Exercise description: Copy out the complete listing, word for word.

Materials provided:
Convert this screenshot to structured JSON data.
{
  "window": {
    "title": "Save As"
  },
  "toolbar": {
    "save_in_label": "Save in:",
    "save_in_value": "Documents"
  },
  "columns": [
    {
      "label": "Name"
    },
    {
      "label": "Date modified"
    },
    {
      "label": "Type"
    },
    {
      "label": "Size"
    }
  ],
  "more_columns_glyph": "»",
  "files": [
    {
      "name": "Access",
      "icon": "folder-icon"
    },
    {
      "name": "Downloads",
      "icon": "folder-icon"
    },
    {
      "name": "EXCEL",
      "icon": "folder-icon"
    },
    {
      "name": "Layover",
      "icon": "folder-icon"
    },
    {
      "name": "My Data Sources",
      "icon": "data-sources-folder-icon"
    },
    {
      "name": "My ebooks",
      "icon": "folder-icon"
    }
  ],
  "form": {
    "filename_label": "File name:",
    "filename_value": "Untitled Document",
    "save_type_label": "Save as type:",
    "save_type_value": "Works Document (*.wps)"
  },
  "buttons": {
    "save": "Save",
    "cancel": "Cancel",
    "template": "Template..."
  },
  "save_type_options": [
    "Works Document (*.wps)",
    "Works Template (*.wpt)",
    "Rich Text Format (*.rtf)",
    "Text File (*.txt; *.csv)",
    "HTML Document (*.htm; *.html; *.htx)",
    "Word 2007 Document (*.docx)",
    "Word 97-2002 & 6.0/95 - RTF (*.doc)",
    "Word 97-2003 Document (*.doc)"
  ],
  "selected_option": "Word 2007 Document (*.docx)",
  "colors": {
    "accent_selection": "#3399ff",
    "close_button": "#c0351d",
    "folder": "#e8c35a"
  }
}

Result:
Convert this screenshot to structured JSON data.
{
  "window": {
    "title": "Save As"
  },
  "toolbar": {
    "save_in_label": "Save in:",
    "save_in_value": "Documents"
  },
  "columns": [
    {
      "label": "Name"
    },
    {
      "label": "Date modified"
    },
    {
      "label": "Type"
    },
    {
      "label": "Size"
    }
  ],
  "more_columns_glyph": "»",
  "files": [
    {
      "name": "Access",
      "icon": "folder-icon"
    },
    {
      "name": "Downloads",
      "icon": "folder-icon"
    },
    {
      "name": "EXCEL",
      "icon": "folder-icon"
    },
    {
      "name": "Layover",
      "icon": "folder-icon"
    },
    {
      "name": "My Data Sources",
      "icon": "data-sources-folder-icon"
    },
    {
      "name": "My ebooks",
      "icon": "folder-icon"
    }
  ],
  "form": {
    "filename_label": "File name:",
    "filename_value": "Untitled Document",
    "save_type_label": "Save as type:",
    "save_type_value": "Works Document (*.wps)"
  },
  "buttons": {
    "save": "Save",
    "cancel": "Cancel",
    "template": "Template..."
  },
  "save_type_options": [
    "Works Document (*.wps)",
    "Works Template (*.wpt)",
    "Rich Text Format (*.rtf)",
    "Text File (*.txt; *.csv)",
    "HTML Document (*.htm; *.html; *.htx)",
    "Word 2007 Document (*.docx)",
    "Word 97-2002 & 6.0/95 - RTF (*.doc)",
    "Word 97-2003 Document (*.doc)"
  ],
  "selected_option": "Word 2007 Document (*.docx)",
  "colors": {
    "accent_selection": "#3399ff",
    "close_button": "#c0351d",
    "folder": "#e8c35a"
  }
}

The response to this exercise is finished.